→ TASK TO COMPLETE:
Write the listing out once more, identical to the original but without pictures.

→ STUDY MATERIAL:
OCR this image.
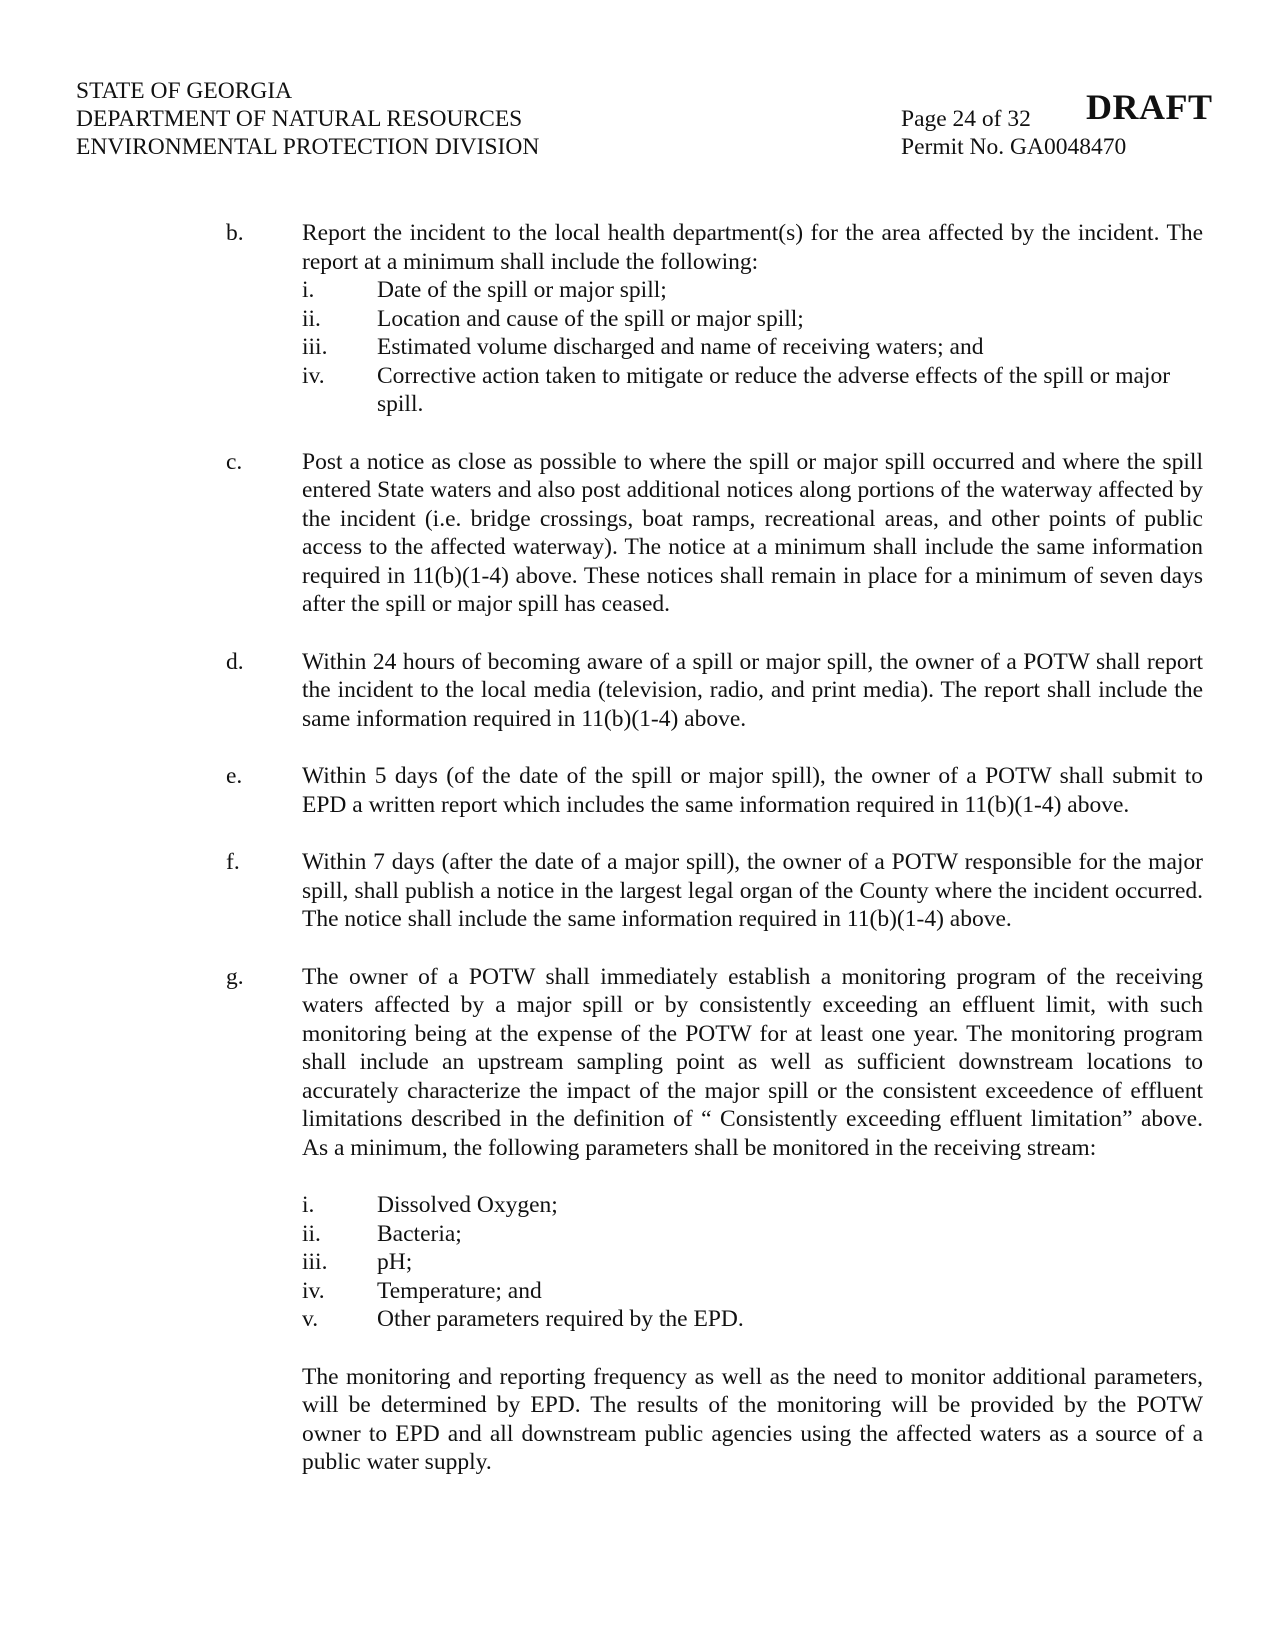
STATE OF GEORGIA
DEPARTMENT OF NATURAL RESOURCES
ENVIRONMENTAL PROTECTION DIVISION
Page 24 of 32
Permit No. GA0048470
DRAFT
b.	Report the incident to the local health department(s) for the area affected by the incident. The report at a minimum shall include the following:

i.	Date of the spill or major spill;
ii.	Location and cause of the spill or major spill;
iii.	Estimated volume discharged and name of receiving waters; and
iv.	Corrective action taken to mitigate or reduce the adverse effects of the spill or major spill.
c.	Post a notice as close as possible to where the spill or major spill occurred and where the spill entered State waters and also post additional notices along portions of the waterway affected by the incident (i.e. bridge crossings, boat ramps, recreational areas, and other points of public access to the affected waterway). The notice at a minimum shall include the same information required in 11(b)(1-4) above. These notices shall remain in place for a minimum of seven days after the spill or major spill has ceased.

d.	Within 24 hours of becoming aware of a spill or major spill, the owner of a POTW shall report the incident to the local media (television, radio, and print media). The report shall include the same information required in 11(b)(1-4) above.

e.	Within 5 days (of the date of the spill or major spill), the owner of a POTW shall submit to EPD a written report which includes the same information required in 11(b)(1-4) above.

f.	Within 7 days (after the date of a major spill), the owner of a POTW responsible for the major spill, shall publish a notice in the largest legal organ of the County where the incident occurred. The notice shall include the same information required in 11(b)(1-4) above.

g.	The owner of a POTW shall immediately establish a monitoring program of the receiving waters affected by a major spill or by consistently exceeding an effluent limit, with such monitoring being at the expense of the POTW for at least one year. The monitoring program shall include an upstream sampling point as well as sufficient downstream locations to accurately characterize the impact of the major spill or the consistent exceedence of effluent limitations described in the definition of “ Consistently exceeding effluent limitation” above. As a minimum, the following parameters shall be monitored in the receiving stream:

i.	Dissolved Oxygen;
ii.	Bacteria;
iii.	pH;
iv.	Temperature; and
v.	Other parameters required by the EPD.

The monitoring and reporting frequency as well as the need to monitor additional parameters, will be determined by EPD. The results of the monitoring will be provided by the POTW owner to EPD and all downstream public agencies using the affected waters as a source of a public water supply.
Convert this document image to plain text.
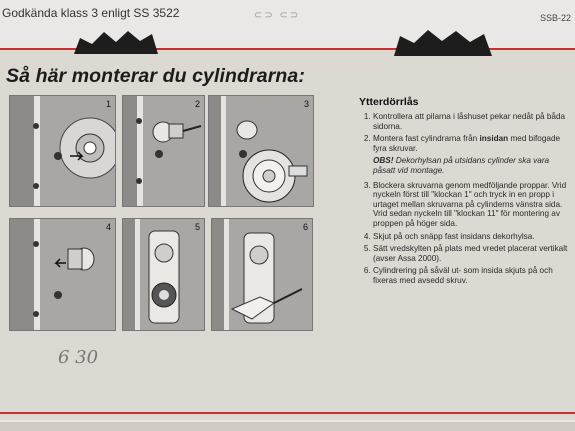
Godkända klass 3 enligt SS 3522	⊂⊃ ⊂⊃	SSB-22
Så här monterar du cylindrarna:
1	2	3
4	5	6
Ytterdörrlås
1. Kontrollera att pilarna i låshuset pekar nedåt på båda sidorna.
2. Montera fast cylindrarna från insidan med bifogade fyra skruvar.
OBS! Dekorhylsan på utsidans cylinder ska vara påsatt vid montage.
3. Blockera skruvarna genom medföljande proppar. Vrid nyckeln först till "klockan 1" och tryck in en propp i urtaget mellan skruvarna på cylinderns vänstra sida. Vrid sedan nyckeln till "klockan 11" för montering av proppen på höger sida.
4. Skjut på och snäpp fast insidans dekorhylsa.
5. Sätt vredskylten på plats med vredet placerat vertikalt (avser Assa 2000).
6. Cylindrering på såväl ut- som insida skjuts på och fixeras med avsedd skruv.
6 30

→ COMPLETED TASK:
OCR this image.
STATE OF GEORGIA
DEPARTMENT OF NATURAL RESOURCES
ENVIRONMENTAL PROTECTION DIVISION
Page 24 of 32
Permit No. GA0048470
DRAFT
b.	Report the incident to the local health department(s) for the area affected by the incident. The report at a minimum shall include the following:

i.	Date of the spill or major spill;
ii.	Location and cause of the spill or major spill;
iii.	Estimated volume discharged and name of receiving waters; and
iv.	Corrective action taken to mitigate or reduce the adverse effects of the spill or major spill.
c.	Post a notice as close as possible to where the spill or major spill occurred and where the spill entered State waters and also post additional notices along portions of the waterway affected by the incident (i.e. bridge crossings, boat ramps, recreational areas, and other points of public access to the affected waterway). The notice at a minimum shall include the same information required in 11(b)(1-4) above. These notices shall remain in place for a minimum of seven days after the spill or major spill has ceased.

d.	Within 24 hours of becoming aware of a spill or major spill, the owner of a POTW shall report the incident to the local media (television, radio, and print media). The report shall include the same information required in 11(b)(1-4) above.

e.	Within 5 days (of the date of the spill or major spill), the owner of a POTW shall submit to EPD a written report which includes the same information required in 11(b)(1-4) above.

f.	Within 7 days (after the date of a major spill), the owner of a POTW responsible for the major spill, shall publish a notice in the largest legal organ of the County where the incident occurred. The notice shall include the same information required in 11(b)(1-4) above.

g.	The owner of a POTW shall immediately establish a monitoring program of the receiving waters affected by a major spill or by consistently exceeding an effluent limit, with such monitoring being at the expense of the POTW for at least one year. The monitoring program shall include an upstream sampling point as well as sufficient downstream locations to accurately characterize the impact of the major spill or the consistent exceedence of effluent limitations described in the definition of “ Consistently exceeding effluent limitation” above. As a minimum, the following parameters shall be monitored in the receiving stream:

i.	Dissolved Oxygen;
ii.	Bacteria;
iii.	pH;
iv.	Temperature; and
v.	Other parameters required by the EPD.

The monitoring and reporting frequency as well as the need to monitor additional parameters, will be determined by EPD. The results of the monitoring will be provided by the POTW owner to EPD and all downstream public agencies using the affected waters as a source of a public water supply.
Convert this document image to plain text.
Godkända klass 3 enligt SS 3522	⊂⊃ ⊂⊃	SSB-22
Så här monterar du cylindrarna:
1	2	3
4	5	6
Ytterdörrlås
1. Kontrollera att pilarna i låshuset pekar nedåt på båda sidorna.
2. Montera fast cylindrarna från insidan med bifogade fyra skruvar.
OBS! Dekorhylsan på utsidans cylinder ska vara påsatt vid montage.
3. Blockera skruvarna genom medföljande proppar. Vrid nyckeln först till "klockan 1" och tryck in en propp i urtaget mellan skruvarna på cylinderns vänstra sida. Vrid sedan nyckeln till "klockan 11" för montering av proppen på höger sida.
4. Skjut på och snäpp fast insidans dekorhylsa.
5. Sätt vredskylten på plats med vredet placerat vertikalt (avser Assa 2000).
6. Cylindrering på såväl ut- som insida skjuts på och fixeras med avsedd skruv.
6 30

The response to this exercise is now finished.